--- READING PASSAGE ---
Improving the Measurement of Household Composition in Cross-National Self-Administered Surveys
摘要
Accurate measurement of household composition is fundamental for research on social indicators of well-being, including happiness, work–life balance, and the gender pay gap. In large-scale cross-national surveys, such as the International Social Survey Programme (ISSP), household composition is typically measured using a group design, where respondents distribute household members across three age categories—toddlers (0–5 years), children (6–17 years), and adults (18 + years). When implemented without interviewer assistance, this group design has produced item nonresponse rates as high as 35%. Some ISSP members have adopted an alternative list design, which requires respondents to list each household member sequentially and record their age directly. This study examines how both group and list designs affect the quality of household composition data as the ISSP transitions from interviewer-administered to self-administered modes. Drawing on the question-and-answer process model, cognitive load theory, and satisficing theory, we theorize how the simplified list design improves respondent engagement and reporting consistency. Study 1 uses propensity-score matching to compare Germany’s list design with group designs from Sweden, Switzerland, Australia, Japan, and Norway, all fielded in self-administered paper-and-pencil mode in 2020. Study 2 analyzes three German ISSP waves (2019–2023) to assess under-reporting. Across both studies, the list design substantially reduced item nonresponse and improved reporting consistency. These findings demonstrate that even modest refinements in question design can yield meaningful improvements in data quality and comparability of a key social indicator, supporting the adaptation of long-standing cross-national surveys to self-administered modes, within the ISSP context and beyond.
--- PROVIDED MATERIAL ---
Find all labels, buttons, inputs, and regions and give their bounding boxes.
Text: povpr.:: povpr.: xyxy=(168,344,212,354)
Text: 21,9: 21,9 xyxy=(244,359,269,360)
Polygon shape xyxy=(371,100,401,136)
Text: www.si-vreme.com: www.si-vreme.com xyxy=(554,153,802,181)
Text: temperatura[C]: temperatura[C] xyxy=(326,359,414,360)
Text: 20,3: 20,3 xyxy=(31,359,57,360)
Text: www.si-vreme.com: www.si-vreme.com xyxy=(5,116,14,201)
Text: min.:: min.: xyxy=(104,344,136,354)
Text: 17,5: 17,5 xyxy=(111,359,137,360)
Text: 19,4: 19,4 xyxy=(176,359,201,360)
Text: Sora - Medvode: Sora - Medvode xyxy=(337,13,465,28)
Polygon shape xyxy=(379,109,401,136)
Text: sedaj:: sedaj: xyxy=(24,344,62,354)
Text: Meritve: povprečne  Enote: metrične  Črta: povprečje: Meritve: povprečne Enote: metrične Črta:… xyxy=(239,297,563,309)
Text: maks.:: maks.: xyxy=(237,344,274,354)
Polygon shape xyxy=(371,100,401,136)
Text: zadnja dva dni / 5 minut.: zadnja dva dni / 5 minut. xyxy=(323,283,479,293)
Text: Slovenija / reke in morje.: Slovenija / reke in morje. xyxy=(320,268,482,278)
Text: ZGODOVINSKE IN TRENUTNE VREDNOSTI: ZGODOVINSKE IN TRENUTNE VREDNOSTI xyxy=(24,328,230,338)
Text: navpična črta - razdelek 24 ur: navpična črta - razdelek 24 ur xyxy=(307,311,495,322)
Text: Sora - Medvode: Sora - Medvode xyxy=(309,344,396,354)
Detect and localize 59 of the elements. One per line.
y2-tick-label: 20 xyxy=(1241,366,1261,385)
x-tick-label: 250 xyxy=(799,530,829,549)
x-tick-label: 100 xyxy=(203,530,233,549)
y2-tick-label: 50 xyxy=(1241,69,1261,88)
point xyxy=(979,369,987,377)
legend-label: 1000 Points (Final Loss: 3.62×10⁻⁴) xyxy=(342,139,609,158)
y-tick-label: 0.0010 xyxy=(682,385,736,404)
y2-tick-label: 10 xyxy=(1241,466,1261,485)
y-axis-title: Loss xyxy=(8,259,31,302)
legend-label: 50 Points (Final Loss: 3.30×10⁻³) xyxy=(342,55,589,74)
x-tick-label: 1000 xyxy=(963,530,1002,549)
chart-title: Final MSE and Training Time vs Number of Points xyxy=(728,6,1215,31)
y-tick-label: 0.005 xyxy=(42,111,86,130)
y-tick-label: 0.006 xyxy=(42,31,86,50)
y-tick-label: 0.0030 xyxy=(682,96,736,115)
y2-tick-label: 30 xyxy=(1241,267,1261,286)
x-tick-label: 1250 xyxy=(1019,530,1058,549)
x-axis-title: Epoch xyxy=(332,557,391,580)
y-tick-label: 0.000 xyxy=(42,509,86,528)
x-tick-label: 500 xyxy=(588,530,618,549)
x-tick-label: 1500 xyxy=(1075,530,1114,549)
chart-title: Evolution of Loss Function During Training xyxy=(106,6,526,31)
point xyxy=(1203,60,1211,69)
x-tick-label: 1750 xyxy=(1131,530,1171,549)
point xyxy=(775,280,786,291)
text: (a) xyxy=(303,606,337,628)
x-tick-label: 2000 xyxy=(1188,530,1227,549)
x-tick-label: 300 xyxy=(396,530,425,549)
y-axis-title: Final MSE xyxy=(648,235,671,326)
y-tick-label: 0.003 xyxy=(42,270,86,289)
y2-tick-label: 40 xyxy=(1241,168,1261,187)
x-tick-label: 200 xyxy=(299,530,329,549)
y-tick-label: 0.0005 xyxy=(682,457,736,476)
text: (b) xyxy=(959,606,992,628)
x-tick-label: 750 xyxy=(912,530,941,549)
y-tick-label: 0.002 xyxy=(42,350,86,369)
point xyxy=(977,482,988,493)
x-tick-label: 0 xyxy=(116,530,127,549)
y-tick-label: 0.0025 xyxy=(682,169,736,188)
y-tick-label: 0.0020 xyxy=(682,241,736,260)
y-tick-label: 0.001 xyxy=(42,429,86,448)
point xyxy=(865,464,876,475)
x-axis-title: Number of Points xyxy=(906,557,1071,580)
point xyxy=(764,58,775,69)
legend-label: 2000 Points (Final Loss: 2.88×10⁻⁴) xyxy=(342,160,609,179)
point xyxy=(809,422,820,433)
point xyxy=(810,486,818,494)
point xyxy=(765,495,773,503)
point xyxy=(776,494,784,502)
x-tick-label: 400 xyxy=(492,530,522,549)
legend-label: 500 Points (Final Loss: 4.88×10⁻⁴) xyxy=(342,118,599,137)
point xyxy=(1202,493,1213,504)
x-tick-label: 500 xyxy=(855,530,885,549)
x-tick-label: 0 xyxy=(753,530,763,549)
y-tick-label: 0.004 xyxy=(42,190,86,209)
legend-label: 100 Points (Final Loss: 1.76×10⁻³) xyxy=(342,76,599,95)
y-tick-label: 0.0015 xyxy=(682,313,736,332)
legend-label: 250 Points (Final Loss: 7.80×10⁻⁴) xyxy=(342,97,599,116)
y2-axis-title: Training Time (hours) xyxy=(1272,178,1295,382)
---
> _WORK REQUEST 1_
List the countries whose group designs Study 1 compares with Germany's list design, according to the abstract on household composition measurement.
> _WORK REQUEST 2_
For each statement, say whether it agrees with the abstract on household composition measurement, answering yes or no and quoting the deciding words: (a) The group design asks respondents to sort household members into three age categories. (b) Study 2 analyzes ISSP waves from both Sweden and Germany. (c) Without interviewer assistance, the group design has produced item nonresponse rates as high as 35%.

> _TASK RESPONSE 1_
Sweden, Switzerland, Australia, Japan, Norway

> _TASK RESPONSE 2_
(a) Yes: "respondents distribute household members across three age categories"
(b) No: "Study 2 analyzes three German ISSP waves (2019–2023)"
(c) Yes: "When implemented without interviewer assistance, this group design has produced item nonresponse rates as high as 35%"